Transcribe all the entries word for word, skipping the pictures.

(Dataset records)
--
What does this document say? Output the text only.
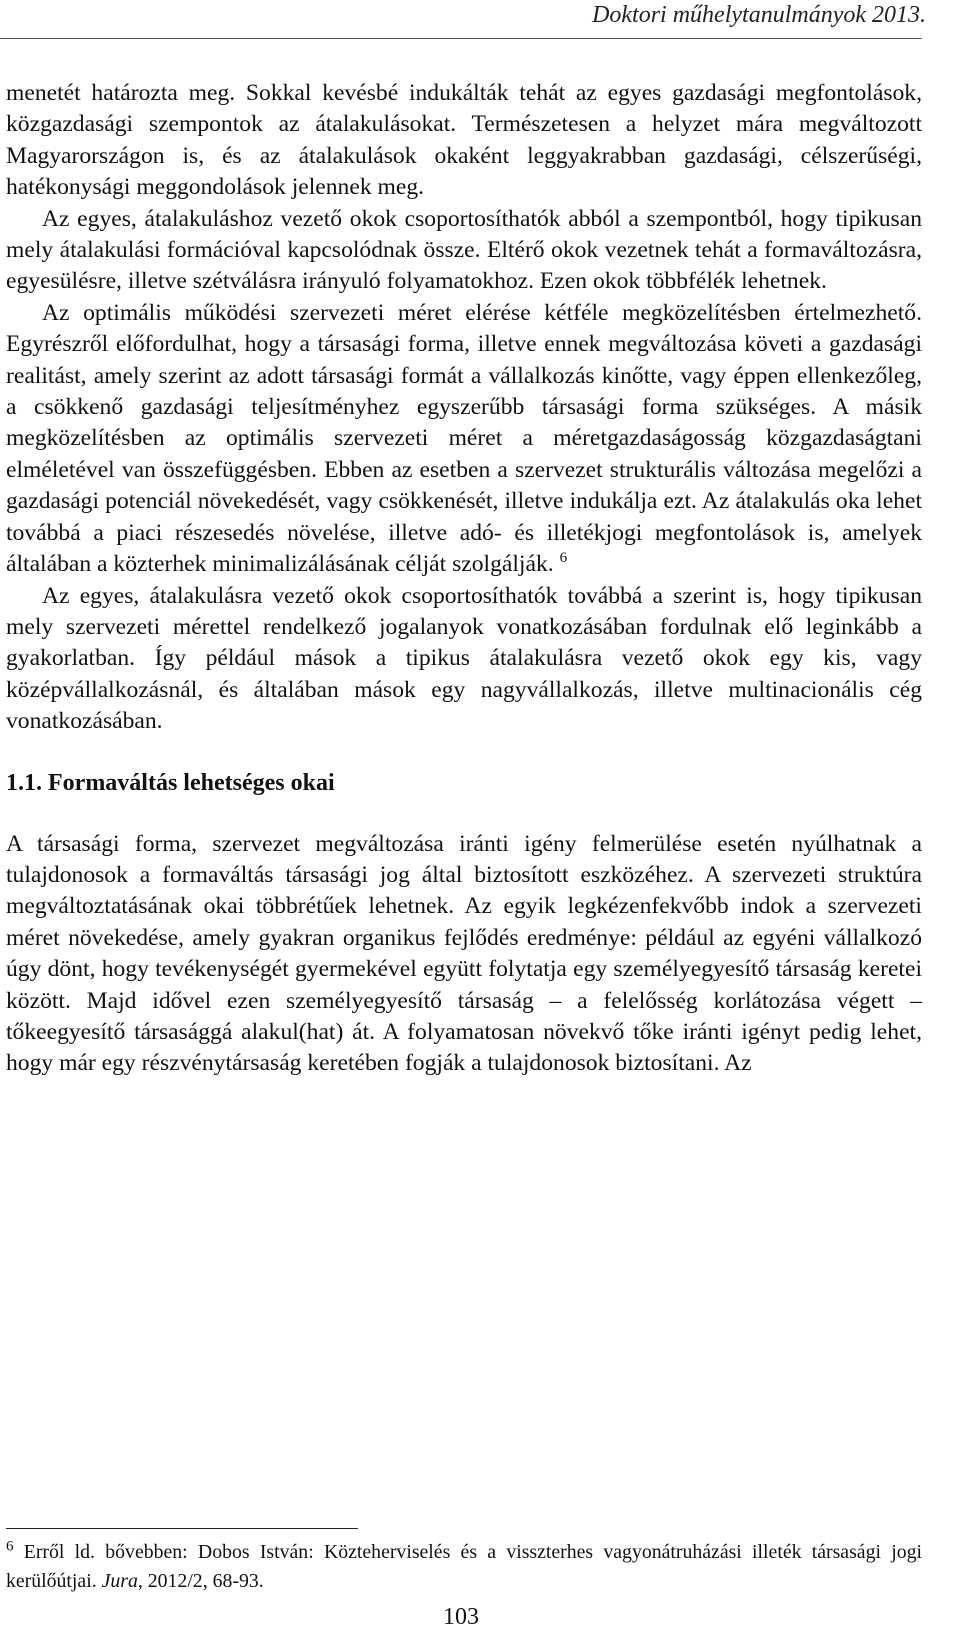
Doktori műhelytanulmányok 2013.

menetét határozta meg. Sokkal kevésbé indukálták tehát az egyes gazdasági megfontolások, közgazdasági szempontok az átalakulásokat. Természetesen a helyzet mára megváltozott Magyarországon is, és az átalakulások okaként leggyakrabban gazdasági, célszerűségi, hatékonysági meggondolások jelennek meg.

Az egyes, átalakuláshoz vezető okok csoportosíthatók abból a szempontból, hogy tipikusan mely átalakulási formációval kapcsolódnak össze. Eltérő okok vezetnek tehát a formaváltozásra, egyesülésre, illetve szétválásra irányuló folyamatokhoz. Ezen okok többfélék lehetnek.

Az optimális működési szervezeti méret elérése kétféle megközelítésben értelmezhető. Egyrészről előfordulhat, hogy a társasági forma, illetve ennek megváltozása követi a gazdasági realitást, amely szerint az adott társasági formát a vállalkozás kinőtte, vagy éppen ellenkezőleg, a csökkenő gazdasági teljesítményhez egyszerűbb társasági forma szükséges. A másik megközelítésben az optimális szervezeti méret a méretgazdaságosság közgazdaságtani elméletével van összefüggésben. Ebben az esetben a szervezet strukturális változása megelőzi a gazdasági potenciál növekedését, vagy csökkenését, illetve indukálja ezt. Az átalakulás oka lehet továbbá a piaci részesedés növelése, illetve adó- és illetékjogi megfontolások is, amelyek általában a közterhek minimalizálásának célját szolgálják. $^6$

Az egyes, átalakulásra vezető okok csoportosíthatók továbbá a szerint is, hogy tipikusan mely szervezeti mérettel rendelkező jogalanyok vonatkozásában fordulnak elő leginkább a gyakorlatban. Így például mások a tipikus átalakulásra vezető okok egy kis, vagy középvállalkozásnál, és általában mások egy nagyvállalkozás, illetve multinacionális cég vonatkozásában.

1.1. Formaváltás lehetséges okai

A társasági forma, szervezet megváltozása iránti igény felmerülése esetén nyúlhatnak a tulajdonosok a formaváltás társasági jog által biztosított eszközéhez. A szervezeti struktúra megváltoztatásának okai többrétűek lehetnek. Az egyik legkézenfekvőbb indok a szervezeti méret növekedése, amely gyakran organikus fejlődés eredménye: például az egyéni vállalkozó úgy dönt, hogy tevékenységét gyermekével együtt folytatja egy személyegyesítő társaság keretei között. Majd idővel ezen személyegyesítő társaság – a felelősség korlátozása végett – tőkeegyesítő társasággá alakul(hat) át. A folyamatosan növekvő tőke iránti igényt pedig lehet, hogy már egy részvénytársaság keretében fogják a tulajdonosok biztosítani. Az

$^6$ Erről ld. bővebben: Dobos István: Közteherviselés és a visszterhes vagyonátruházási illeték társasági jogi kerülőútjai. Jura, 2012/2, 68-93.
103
--
__The solution__.
What does this document say? Output the text only.
Doktori műhelytanulmányok 2013.

menetét határozta meg. Sokkal kevésbé indukálták tehát az egyes gazdasági megfontolások, közgazdasági szempontok az átalakulásokat. Természetesen a helyzet mára megváltozott Magyarországon is, és az átalakulások okaként leggyakrabban gazdasági, célszerűségi, hatékonysági meggondolások jelennek meg.

Az egyes, átalakuláshoz vezető okok csoportosíthatók abból a szempontból, hogy tipikusan mely átalakulási formációval kapcsolódnak össze. Eltérő okok vezetnek tehát a formaváltozásra, egyesülésre, illetve szétválásra irányuló folyamatokhoz. Ezen okok többfélék lehetnek.

Az optimális működési szervezeti méret elérése kétféle megközelítésben értelmezhető. Egyrészről előfordulhat, hogy a társasági forma, illetve ennek megváltozása követi a gazdasági realitást, amely szerint az adott társasági formát a vállalkozás kinőtte, vagy éppen ellenkezőleg, a csökkenő gazdasági teljesítményhez egyszerűbb társasági forma szükséges. A másik megközelítésben az optimális szervezeti méret a méretgazdaságosság közgazdaságtani elméletével van összefüggésben. Ebben az esetben a szervezet strukturális változása megelőzi a gazdasági potenciál növekedését, vagy csökkenését, illetve indukálja ezt. Az átalakulás oka lehet továbbá a piaci részesedés növelése, illetve adó- és illetékjogi megfontolások is, amelyek általában a közterhek minimalizálásának célját szolgálják. $^6$

Az egyes, átalakulásra vezető okok csoportosíthatók továbbá a szerint is, hogy tipikusan mely szervezeti mérettel rendelkező jogalanyok vonatkozásában fordulnak elő leginkább a gyakorlatban. Így például mások a tipikus átalakulásra vezető okok egy kis, vagy középvállalkozásnál, és általában mások egy nagyvállalkozás, illetve multinacionális cég vonatkozásában.

1.1. Formaváltás lehetséges okai

A társasági forma, szervezet megváltozása iránti igény felmerülése esetén nyúlhatnak a tulajdonosok a formaváltás társasági jog által biztosított eszközéhez. A szervezeti struktúra megváltoztatásának okai többrétűek lehetnek. Az egyik legkézenfekvőbb indok a szervezeti méret növekedése, amely gyakran organikus fejlődés eredménye: például az egyéni vállalkozó úgy dönt, hogy tevékenységét gyermekével együtt folytatja egy személyegyesítő társaság keretei között. Majd idővel ezen személyegyesítő társaság – a felelősség korlátozása végett – tőkeegyesítő társasággá alakul(hat) át. A folyamatosan növekvő tőke iránti igényt pedig lehet, hogy már egy részvénytársaság keretében fogják a tulajdonosok biztosítani. Az

$^6$ Erről ld. bővebben: Dobos István: Közteherviselés és a visszterhes vagyonátruházási illeték társasági jogi kerülőútjai. Jura, 2012/2, 68-93.
103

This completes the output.